» Problem
Return the full listing exactly as it is written.

Items from a data source:
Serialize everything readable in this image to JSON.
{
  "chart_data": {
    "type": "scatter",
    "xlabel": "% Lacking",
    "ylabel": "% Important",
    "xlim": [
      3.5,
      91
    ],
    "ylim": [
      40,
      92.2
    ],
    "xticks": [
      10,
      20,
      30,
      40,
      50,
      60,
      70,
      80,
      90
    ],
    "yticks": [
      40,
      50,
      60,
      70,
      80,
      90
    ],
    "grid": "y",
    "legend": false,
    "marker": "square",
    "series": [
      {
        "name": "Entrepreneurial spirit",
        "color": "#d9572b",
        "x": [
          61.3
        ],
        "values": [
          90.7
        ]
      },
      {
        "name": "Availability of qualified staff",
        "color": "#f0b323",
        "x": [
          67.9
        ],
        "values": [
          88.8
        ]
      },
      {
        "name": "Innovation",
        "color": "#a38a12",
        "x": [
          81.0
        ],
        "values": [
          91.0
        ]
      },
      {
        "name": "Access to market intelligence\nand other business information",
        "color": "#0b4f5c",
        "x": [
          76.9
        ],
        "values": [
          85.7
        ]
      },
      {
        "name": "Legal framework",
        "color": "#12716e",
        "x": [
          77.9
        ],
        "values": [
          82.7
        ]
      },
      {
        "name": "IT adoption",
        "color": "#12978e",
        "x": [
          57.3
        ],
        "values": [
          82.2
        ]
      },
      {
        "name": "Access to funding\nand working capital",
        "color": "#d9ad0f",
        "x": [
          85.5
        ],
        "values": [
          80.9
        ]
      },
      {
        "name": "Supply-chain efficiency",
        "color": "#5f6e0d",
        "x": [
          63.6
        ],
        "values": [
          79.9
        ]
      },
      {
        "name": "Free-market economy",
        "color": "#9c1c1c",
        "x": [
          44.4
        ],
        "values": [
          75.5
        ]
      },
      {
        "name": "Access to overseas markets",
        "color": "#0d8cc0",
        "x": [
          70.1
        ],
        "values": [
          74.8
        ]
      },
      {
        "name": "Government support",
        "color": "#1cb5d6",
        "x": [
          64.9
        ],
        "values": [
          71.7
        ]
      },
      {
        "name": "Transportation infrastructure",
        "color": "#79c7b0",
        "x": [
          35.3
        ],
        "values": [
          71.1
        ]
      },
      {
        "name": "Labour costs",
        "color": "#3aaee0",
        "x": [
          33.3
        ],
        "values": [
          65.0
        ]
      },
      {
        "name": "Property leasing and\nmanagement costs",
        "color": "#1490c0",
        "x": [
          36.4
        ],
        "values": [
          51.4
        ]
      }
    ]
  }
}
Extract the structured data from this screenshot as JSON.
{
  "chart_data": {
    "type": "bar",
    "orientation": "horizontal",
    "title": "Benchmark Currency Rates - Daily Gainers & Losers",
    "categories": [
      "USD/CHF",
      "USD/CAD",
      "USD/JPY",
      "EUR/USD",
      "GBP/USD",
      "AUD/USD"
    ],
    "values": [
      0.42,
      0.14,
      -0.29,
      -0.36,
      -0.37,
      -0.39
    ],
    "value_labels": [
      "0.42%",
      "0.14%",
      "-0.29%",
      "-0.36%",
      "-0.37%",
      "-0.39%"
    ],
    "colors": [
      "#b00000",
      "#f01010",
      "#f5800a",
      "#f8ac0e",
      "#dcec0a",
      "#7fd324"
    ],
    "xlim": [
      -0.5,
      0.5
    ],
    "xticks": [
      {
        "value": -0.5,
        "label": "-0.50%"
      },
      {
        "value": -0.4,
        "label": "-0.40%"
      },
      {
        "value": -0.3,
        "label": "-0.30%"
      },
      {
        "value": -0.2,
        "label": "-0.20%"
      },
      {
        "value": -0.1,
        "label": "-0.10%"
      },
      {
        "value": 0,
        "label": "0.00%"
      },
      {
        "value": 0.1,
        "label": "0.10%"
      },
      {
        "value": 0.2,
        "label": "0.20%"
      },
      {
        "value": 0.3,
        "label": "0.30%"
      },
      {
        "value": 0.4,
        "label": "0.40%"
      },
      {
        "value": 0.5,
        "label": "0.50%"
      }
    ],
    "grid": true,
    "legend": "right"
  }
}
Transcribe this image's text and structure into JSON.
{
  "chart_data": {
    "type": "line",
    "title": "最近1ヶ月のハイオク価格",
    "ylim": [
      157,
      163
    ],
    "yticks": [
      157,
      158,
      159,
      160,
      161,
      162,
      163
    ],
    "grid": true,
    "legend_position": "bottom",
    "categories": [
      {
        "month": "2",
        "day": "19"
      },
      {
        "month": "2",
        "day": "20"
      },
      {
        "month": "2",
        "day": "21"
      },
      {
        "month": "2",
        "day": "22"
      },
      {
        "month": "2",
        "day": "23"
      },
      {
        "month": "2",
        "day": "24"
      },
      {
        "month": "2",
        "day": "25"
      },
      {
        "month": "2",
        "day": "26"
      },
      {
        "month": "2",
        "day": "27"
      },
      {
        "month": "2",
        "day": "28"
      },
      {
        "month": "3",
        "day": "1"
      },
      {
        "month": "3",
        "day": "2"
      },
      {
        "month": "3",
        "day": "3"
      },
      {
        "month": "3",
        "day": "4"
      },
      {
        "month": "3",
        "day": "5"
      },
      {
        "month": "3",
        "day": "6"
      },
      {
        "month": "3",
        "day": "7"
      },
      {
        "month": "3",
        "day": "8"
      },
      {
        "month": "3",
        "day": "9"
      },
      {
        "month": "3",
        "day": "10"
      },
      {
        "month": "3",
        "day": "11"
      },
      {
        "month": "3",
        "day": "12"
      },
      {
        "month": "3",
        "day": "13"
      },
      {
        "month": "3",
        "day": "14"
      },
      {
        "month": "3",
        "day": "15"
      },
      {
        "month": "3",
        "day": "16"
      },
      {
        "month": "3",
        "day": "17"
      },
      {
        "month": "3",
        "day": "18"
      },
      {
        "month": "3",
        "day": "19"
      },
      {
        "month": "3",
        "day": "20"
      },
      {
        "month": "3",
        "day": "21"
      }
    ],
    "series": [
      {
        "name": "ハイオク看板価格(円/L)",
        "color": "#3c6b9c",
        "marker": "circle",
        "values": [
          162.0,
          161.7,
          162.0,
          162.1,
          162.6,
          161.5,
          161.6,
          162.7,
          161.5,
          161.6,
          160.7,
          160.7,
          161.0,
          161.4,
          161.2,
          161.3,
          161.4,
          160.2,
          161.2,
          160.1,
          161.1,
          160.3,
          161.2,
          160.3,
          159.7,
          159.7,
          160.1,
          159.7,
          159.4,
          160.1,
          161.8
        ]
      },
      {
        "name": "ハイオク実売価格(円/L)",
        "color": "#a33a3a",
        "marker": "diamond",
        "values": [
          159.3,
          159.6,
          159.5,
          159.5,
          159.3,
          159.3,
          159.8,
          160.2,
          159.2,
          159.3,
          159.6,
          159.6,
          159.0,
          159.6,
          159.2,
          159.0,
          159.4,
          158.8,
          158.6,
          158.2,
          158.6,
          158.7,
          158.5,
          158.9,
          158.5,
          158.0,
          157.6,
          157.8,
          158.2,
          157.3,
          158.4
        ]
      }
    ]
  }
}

» Written reply
Serialize everything readable in this image to JSON.
{
  "chart_data": {
    "type": "scatter",
    "xlabel": "% Lacking",
    "ylabel": "% Important",
    "xlim": [
      3.5,
      91
    ],
    "ylim": [
      40,
      92.2
    ],
    "xticks": [
      10,
      20,
      30,
      40,
      50,
      60,
      70,
      80,
      90
    ],
    "yticks": [
      40,
      50,
      60,
      70,
      80,
      90
    ],
    "grid": "y",
    "legend": false,
    "marker": "square",
    "series": [
      {
        "name": "Entrepreneurial spirit",
        "color": "#d9572b",
        "x": [
          61.3
        ],
        "values": [
          90.7
        ]
      },
      {
        "name": "Availability of qualified staff",
        "color": "#f0b323",
        "x": [
          67.9
        ],
        "values": [
          88.8
        ]
      },
      {
        "name": "Innovation",
        "color": "#a38a12",
        "x": [
          81.0
        ],
        "values": [
          91.0
        ]
      },
      {
        "name": "Access to market intelligence\nand other business information",
        "color": "#0b4f5c",
        "x": [
          76.9
        ],
        "values": [
          85.7
        ]
      },
      {
        "name": "Legal framework",
        "color": "#12716e",
        "x": [
          77.9
        ],
        "values": [
          82.7
        ]
      },
      {
        "name": "IT adoption",
        "color": "#12978e",
        "x": [
          57.3
        ],
        "values": [
          82.2
        ]
      },
      {
        "name": "Access to funding\nand working capital",
        "color": "#d9ad0f",
        "x": [
          85.5
        ],
        "values": [
          80.9
        ]
      },
      {
        "name": "Supply-chain efficiency",
        "color": "#5f6e0d",
        "x": [
          63.6
        ],
        "values": [
          79.9
        ]
      },
      {
        "name": "Free-market economy",
        "color": "#9c1c1c",
        "x": [
          44.4
        ],
        "values": [
          75.5
        ]
      },
      {
        "name": "Access to overseas markets",
        "color": "#0d8cc0",
        "x": [
          70.1
        ],
        "values": [
          74.8
        ]
      },
      {
        "name": "Government support",
        "color": "#1cb5d6",
        "x": [
          64.9
        ],
        "values": [
          71.7
        ]
      },
      {
        "name": "Transportation infrastructure",
        "color": "#79c7b0",
        "x": [
          35.3
        ],
        "values": [
          71.1
        ]
      },
      {
        "name": "Labour costs",
        "color": "#3aaee0",
        "x": [
          33.3
        ],
        "values": [
          65.0
        ]
      },
      {
        "name": "Property leasing and\nmanagement costs",
        "color": "#1490c0",
        "x": [
          36.4
        ],
        "values": [
          51.4
        ]
      }
    ]
  }
}
Extract the structured data from this screenshot as JSON.
{
  "chart_data": {
    "type": "bar",
    "orientation": "horizontal",
    "title": "Benchmark Currency Rates - Daily Gainers & Losers",
    "categories": [
      "USD/CHF",
      "USD/CAD",
      "USD/JPY",
      "EUR/USD",
      "GBP/USD",
      "AUD/USD"
    ],
    "values": [
      0.42,
      0.14,
      -0.29,
      -0.36,
      -0.37,
      -0.39
    ],
    "value_labels": [
      "0.42%",
      "0.14%",
      "-0.29%",
      "-0.36%",
      "-0.37%",
      "-0.39%"
    ],
    "colors": [
      "#b00000",
      "#f01010",
      "#f5800a",
      "#f8ac0e",
      "#dcec0a",
      "#7fd324"
    ],
    "xlim": [
      -0.5,
      0.5
    ],
    "xticks": [
      {
        "value": -0.5,
        "label": "-0.50%"
      },
      {
        "value": -0.4,
        "label": "-0.40%"
      },
      {
        "value": -0.3,
        "label": "-0.30%"
      },
      {
        "value": -0.2,
        "label": "-0.20%"
      },
      {
        "value": -0.1,
        "label": "-0.10%"
      },
      {
        "value": 0,
        "label": "0.00%"
      },
      {
        "value": 0.1,
        "label": "0.10%"
      },
      {
        "value": 0.2,
        "label": "0.20%"
      },
      {
        "value": 0.3,
        "label": "0.30%"
      },
      {
        "value": 0.4,
        "label": "0.40%"
      },
      {
        "value": 0.5,
        "label": "0.50%"
      }
    ],
    "grid": true,
    "legend": "right"
  }
}
Transcribe this image's text and structure into JSON.
{
  "chart_data": {
    "type": "line",
    "title": "最近1ヶ月のハイオク価格",
    "ylim": [
      157,
      163
    ],
    "yticks": [
      157,
      158,
      159,
      160,
      161,
      162,
      163
    ],
    "grid": true,
    "legend_position": "bottom",
    "categories": [
      {
        "month": "2",
        "day": "19"
      },
      {
        "month": "2",
        "day": "20"
      },
      {
        "month": "2",
        "day": "21"
      },
      {
        "month": "2",
        "day": "22"
      },
      {
        "month": "2",
        "day": "23"
      },
      {
        "month": "2",
        "day": "24"
      },
      {
        "month": "2",
        "day": "25"
      },
      {
        "month": "2",
        "day": "26"
      },
      {
        "month": "2",
        "day": "27"
      },
      {
        "month": "2",
        "day": "28"
      },
      {
        "month": "3",
        "day": "1"
      },
      {
        "month": "3",
        "day": "2"
      },
      {
        "month": "3",
        "day": "3"
      },
      {
        "month": "3",
        "day": "4"
      },
      {
        "month": "3",
        "day": "5"
      },
      {
        "month": "3",
        "day": "6"
      },
      {
        "month": "3",
        "day": "7"
      },
      {
        "month": "3",
        "day": "8"
      },
      {
        "month": "3",
        "day": "9"
      },
      {
        "month": "3",
        "day": "10"
      },
      {
        "month": "3",
        "day": "11"
      },
      {
        "month": "3",
        "day": "12"
      },
      {
        "month": "3",
        "day": "13"
      },
      {
        "month": "3",
        "day": "14"
      },
      {
        "month": "3",
        "day": "15"
      },
      {
        "month": "3",
        "day": "16"
      },
      {
        "month": "3",
        "day": "17"
      },
      {
        "month": "3",
        "day": "18"
      },
      {
        "month": "3",
        "day": "19"
      },
      {
        "month": "3",
        "day": "20"
      },
      {
        "month": "3",
        "day": "21"
      }
    ],
    "series": [
      {
        "name": "ハイオク看板価格(円/L)",
        "color": "#3c6b9c",
        "marker": "circle",
        "values": [
          162.0,
          161.7,
          162.0,
          162.1,
          162.6,
          161.5,
          161.6,
          162.7,
          161.5,
          161.6,
          160.7,
          160.7,
          161.0,
          161.4,
          161.2,
          161.3,
          161.4,
          160.2,
          161.2,
          160.1,
          161.1,
          160.3,
          161.2,
          160.3,
          159.7,
          159.7,
          160.1,
          159.7,
          159.4,
          160.1,
          161.8
        ]
      },
      {
        "name": "ハイオク実売価格(円/L)",
        "color": "#a33a3a",
        "marker": "diamond",
        "values": [
          159.3,
          159.6,
          159.5,
          159.5,
          159.3,
          159.3,
          159.8,
          160.2,
          159.2,
          159.3,
          159.6,
          159.6,
          159.0,
          159.6,
          159.2,
          159.0,
          159.4,
          158.8,
          158.6,
          158.2,
          158.6,
          158.7,
          158.5,
          158.9,
          158.5,
          158.0,
          157.6,
          157.8,
          158.2,
          157.3,
          158.4
        ]
      }
    ]
  }
}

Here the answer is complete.